[Figure dataset records]
◇ ◇ ◇ ◇ ◇

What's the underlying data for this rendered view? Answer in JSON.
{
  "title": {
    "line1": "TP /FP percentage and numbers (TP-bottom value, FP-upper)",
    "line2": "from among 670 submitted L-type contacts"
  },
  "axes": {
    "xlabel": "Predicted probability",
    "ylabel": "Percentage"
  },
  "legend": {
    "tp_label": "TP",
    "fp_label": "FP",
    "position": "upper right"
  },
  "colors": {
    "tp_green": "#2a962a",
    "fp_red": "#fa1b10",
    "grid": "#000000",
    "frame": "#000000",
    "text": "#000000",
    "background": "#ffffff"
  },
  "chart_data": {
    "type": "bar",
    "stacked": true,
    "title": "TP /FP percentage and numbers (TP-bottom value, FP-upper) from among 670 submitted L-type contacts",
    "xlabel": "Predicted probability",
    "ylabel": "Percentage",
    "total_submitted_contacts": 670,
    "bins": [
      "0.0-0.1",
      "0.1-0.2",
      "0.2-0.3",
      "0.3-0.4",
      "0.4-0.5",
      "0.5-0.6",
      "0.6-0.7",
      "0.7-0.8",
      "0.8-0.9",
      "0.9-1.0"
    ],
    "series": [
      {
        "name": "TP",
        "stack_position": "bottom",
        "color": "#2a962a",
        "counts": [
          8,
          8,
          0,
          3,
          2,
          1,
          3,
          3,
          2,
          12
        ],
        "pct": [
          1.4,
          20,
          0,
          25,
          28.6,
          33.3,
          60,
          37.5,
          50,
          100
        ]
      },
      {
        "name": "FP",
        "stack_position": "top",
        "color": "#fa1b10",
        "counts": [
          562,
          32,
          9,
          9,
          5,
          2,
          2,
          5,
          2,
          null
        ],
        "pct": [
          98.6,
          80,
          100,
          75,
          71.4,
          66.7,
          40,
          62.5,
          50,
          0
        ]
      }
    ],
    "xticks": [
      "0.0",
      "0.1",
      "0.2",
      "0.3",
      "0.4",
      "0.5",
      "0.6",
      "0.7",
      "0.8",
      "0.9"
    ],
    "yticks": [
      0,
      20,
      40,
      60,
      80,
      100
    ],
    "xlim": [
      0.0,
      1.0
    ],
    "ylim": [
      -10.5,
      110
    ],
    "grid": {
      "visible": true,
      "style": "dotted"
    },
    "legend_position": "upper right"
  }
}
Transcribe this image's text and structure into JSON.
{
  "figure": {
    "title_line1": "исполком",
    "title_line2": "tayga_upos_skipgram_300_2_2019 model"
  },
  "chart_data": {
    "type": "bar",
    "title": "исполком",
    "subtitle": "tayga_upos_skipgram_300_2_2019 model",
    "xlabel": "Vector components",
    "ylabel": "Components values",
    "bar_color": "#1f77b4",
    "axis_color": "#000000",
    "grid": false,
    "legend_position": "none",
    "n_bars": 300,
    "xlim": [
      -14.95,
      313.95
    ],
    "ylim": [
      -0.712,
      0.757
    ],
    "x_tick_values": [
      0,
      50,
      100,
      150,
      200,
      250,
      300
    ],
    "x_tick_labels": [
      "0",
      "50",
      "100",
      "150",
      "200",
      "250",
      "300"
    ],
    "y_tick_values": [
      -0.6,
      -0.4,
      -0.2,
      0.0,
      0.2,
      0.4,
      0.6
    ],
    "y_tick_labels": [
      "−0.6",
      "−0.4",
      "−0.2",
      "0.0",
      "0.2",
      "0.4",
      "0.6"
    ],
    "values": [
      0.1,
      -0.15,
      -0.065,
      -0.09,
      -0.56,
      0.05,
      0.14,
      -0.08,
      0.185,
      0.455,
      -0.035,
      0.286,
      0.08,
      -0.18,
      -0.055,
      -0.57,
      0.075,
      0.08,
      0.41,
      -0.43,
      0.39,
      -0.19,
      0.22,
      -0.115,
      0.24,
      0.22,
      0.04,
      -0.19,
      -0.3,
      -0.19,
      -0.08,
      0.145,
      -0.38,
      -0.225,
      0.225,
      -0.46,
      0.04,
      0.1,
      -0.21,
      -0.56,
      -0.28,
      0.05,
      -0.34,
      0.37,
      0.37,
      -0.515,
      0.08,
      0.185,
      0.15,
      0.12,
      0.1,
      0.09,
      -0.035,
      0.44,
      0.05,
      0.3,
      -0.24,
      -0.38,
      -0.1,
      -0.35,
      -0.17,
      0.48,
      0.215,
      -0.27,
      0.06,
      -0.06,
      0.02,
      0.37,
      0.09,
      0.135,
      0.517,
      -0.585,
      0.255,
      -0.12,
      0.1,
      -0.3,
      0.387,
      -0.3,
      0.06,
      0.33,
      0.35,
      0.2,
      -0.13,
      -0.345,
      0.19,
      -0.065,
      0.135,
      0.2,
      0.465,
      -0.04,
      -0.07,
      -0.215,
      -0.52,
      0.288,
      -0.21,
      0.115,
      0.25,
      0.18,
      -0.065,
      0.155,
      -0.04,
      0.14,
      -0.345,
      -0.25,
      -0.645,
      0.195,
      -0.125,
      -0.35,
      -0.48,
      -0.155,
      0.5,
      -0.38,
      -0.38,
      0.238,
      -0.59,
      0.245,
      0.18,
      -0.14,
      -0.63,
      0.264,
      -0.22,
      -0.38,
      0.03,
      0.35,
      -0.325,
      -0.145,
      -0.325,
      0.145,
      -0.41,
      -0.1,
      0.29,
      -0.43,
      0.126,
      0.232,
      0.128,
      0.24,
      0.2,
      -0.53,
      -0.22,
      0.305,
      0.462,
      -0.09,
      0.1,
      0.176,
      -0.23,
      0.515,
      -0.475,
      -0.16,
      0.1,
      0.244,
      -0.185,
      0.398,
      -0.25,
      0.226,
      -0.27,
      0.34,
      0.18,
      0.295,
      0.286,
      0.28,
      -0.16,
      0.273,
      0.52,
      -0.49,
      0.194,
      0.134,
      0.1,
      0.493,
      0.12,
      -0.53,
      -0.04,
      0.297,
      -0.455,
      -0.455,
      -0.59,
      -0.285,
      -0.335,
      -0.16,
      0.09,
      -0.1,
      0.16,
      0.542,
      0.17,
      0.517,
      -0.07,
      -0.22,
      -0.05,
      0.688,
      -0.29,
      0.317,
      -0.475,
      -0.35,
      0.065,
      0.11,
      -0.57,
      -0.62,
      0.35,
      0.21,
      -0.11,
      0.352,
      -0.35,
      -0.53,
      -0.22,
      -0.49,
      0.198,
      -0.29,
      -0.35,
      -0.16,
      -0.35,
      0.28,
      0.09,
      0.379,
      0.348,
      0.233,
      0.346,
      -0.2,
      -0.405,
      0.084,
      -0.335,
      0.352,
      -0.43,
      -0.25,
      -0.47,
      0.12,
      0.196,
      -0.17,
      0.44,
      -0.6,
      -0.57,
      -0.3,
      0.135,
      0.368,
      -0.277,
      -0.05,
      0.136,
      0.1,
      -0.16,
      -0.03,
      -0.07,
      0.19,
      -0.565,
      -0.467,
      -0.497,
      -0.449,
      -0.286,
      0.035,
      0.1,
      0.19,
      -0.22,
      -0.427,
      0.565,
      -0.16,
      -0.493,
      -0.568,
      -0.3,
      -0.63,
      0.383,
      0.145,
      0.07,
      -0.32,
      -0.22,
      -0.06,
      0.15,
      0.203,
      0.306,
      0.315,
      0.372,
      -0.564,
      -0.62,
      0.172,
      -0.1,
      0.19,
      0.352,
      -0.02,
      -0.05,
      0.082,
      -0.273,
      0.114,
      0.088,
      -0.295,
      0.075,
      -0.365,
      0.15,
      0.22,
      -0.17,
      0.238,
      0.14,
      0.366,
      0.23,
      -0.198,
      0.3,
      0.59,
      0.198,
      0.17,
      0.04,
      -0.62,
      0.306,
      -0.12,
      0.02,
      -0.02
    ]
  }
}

◇ ◇ ◇ ◇ ◇

### Set task
Pull every line containing the word "type" out of the entries above.

### Answer to this exercise
    "line2": "from among 670 submitted L-type contacts"
    "type": "bar",
    "title": "TP /FP percentage and numbers (TP-bottom value, FP-upper) from among 670 submitted L-type contacts",
    "type": "bar",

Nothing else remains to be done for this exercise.